_Task description:_
Go through the material below and copy each line where the word "currently" appears.

[Dataset excerpts]
═══

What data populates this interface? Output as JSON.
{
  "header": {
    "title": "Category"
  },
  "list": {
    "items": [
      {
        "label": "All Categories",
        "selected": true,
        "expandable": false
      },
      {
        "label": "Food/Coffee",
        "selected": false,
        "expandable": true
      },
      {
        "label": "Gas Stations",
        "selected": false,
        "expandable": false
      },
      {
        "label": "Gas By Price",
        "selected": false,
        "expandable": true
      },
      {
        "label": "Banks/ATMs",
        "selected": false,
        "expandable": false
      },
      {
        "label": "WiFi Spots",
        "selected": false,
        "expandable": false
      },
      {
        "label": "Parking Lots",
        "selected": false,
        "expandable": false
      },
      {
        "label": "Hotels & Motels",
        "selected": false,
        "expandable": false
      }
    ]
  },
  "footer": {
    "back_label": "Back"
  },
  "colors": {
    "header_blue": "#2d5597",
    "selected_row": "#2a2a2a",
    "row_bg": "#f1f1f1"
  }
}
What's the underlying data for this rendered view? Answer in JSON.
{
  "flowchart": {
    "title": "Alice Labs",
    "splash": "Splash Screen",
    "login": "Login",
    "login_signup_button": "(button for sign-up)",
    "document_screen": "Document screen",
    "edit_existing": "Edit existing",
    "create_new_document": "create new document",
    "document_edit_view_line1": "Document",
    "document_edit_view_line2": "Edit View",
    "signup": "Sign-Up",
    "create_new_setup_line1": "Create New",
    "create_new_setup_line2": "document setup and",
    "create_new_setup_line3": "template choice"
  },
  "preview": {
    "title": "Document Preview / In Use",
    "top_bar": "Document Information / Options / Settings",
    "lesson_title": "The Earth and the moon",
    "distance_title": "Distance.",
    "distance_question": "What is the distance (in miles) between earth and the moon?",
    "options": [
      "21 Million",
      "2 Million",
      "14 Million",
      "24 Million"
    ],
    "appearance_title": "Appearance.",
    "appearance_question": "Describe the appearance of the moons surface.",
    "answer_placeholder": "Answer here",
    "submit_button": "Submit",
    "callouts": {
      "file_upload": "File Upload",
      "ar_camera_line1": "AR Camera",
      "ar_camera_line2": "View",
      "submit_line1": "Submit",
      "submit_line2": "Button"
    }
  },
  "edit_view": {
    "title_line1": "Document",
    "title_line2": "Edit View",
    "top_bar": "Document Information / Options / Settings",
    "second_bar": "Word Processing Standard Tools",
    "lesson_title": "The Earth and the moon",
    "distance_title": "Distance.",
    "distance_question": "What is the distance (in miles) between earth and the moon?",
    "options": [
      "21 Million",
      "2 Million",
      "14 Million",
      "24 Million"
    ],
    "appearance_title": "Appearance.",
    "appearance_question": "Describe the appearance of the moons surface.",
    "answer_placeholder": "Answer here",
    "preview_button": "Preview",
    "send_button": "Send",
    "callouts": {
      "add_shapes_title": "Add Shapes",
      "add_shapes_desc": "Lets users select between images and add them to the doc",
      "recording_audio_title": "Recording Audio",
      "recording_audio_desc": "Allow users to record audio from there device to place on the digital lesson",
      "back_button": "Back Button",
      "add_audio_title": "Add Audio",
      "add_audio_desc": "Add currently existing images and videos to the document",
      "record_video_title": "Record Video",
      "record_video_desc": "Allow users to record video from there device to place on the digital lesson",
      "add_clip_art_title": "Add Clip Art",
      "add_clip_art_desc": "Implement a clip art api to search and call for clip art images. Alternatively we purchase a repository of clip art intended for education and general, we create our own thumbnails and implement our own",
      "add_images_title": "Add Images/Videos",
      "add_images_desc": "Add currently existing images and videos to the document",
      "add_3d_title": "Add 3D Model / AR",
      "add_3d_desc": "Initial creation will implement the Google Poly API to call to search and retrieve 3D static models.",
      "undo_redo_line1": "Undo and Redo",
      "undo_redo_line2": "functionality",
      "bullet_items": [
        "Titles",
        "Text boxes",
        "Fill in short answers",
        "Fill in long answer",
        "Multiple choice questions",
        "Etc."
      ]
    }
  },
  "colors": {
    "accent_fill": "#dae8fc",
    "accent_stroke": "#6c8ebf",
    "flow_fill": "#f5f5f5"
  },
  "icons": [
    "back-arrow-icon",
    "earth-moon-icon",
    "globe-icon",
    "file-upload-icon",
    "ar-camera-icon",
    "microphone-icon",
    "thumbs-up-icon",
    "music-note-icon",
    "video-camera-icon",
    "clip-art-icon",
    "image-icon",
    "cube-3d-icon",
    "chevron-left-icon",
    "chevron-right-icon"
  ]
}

═══

_Answer for the task:_
      "add_audio_desc": "Add currently existing images and videos to the document",
      "add_images_desc": "Add currently existing images and videos to the document",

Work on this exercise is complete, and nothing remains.